:: QUOTED TEXT ::

- Location of Komati Power Station in South Africa
- Country: South Africa
- Location: Mpumalanga
- Coordinates: 26°05′24″S 29°28′19″E﻿ / ﻿26.09000°S 29.47194°E
- Status: Decommissioned
- Commission date: 1961; 65 years ago
- Decommission date: 2022; 4 years ago
- Construction cost: 80 million R (1966);
- Owner: Eskom
- Operator: Eskom;

Thermal power station
- Primary fuel: Coal;

Power generation
- Nameplate capacity: 1,000 Megawatt

External links
- Commons: Related media on Commons

= Komati Power Station =

Power station in South Africa

Komati Power Station, is a coal-fired power plant operated by Eskom. Its 300 m chimney was built in 1979, and is one of the tallest structures in the country. Komati is one of power stations with a common steam range, meaning that its nine boilers jointly feed the nine generators. Other stations are Tutuka Power Station and Matimba Power Station.

==History==
The first unit was commissioned in 1961 and the last in 1966. In 1988, three units at Komati were mothballed, one was kept in reserve and the other five were only operated during peak hours. In 1990, the complete station was mothballed until 2008 when the unit 9 was the first to be recommissioned under Eskom's return-to-service project. The full station was put online in 2011.

:::
:: STORED RECORDS ::

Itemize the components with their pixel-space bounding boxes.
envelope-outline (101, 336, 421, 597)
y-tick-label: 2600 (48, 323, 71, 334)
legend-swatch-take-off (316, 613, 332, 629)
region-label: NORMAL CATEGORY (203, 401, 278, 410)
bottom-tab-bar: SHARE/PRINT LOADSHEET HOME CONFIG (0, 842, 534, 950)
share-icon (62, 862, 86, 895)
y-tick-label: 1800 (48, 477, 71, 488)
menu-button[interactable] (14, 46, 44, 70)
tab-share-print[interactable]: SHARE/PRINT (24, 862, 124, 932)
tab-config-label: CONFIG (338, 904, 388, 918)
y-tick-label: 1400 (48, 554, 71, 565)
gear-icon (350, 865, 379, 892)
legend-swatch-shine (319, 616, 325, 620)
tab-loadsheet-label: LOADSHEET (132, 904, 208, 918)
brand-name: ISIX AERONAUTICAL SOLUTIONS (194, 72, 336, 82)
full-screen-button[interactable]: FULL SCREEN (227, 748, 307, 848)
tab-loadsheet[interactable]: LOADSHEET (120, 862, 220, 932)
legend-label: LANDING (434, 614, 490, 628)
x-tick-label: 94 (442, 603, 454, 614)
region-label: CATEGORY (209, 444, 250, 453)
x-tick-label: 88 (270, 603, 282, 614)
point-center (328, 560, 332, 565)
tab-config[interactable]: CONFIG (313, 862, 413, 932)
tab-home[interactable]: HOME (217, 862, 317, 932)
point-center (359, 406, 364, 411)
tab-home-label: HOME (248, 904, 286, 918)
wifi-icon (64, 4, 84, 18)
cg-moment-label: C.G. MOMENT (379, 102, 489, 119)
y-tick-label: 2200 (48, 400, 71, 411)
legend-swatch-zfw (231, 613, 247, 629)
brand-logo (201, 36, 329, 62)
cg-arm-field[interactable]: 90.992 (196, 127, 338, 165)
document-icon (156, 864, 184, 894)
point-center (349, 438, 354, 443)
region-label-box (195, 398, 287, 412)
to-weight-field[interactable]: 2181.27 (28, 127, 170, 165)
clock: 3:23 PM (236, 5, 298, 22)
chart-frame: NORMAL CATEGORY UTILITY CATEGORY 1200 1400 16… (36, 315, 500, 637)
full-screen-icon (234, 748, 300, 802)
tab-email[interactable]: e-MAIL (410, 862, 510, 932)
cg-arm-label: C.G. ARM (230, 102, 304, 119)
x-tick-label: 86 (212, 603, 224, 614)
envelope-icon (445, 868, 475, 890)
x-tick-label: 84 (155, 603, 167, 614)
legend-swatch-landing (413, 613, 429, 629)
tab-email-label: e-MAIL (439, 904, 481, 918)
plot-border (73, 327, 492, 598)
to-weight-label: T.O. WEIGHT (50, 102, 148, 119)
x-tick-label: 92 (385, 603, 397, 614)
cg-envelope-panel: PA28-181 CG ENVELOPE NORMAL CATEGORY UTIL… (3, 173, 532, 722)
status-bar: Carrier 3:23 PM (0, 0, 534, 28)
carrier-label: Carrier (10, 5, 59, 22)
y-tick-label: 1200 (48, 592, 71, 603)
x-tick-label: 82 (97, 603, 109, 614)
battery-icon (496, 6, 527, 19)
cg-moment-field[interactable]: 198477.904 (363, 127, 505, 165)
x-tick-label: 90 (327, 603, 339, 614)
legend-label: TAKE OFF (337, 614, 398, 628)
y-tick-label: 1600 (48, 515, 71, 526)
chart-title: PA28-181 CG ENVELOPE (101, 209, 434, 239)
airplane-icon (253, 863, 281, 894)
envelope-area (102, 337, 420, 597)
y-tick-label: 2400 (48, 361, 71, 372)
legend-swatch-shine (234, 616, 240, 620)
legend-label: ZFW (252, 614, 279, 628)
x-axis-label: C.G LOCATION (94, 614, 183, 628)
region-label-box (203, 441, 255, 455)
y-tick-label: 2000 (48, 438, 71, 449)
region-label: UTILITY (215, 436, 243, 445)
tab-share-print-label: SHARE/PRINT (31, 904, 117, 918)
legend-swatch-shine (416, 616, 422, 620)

:::

From the Komati Power Station text above, copy the passage starting with "Power generation" and going on through "online in 2011.".

# OUTPUT FOR THIS EXERCISE
Power generation
- Nameplate capacity: 1,000 Megawatt

External links
- Commons: Related media on Commons

= Komati Power Station =

Power station in South Africa

Komati Power Station, is a coal-fired power plant operated by Eskom. Its 300 m chimney was built in 1979, and is one of the tallest structures in the country. Komati is one of power stations with a common steam range, meaning that its nine boilers jointly feed the nine generators. Other stations are Tutuka Power Station and Matimba Power Station.

==History==
The first unit was commissioned in 1961 and the last in 1966. In 1988, three units at Komati were mothballed, one was kept in reserve and the other five were only operated during peak hours. In 1990, the complete station was mothballed until 2008 when the unit 9 was the first to be recommissioned under Eskom's return-to-service project. The full station was put online in 2011.